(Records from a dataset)
_ _ _ _ _

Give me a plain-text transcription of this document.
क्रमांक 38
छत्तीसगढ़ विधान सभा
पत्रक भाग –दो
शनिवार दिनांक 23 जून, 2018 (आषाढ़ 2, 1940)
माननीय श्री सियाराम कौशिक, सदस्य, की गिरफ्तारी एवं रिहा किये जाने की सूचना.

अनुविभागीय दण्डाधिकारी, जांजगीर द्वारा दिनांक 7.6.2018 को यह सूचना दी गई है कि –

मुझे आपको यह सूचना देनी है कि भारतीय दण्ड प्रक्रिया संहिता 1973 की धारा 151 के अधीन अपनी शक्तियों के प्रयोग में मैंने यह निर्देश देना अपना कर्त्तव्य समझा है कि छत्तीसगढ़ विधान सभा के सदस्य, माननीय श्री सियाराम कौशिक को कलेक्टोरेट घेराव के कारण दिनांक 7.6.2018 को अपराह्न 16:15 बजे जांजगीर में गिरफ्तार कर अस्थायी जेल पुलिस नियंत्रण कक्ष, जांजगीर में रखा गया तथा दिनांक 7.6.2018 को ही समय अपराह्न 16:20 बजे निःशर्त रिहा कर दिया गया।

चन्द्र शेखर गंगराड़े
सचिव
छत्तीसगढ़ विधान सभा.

_ _ _ _ _

• **YOUR TASK**
Produce an exact copy of the whole listing.

• **REPLY**
Give me a plain-text transcription of this document.
क्रमांक 38
छत्तीसगढ़ विधान सभा
पत्रक भाग –दो
शनिवार दिनांक 23 जून, 2018 (आषाढ़ 2, 1940)
माननीय श्री सियाराम कौशिक, सदस्य, की गिरफ्तारी एवं रिहा किये जाने की सूचना.

अनुविभागीय दण्डाधिकारी, जांजगीर द्वारा दिनांक 7.6.2018 को यह सूचना दी गई है कि –

मुझे आपको यह सूचना देनी है कि भारतीय दण्ड प्रक्रिया संहिता 1973 की धारा 151 के अधीन अपनी शक्तियों के प्रयोग में मैंने यह निर्देश देना अपना कर्त्तव्य समझा है कि छत्तीसगढ़ विधान सभा के सदस्य, माननीय श्री सियाराम कौशिक को कलेक्टोरेट घेराव के कारण दिनांक 7.6.2018 को अपराह्न 16:15 बजे जांजगीर में गिरफ्तार कर अस्थायी जेल पुलिस नियंत्रण कक्ष, जांजगीर में रखा गया तथा दिनांक 7.6.2018 को ही समय अपराह्न 16:20 बजे निःशर्त रिहा कर दिया गया।

चन्द्र शेखर गंगराड़े
सचिव
छत्तीसगढ़ विधान सभा.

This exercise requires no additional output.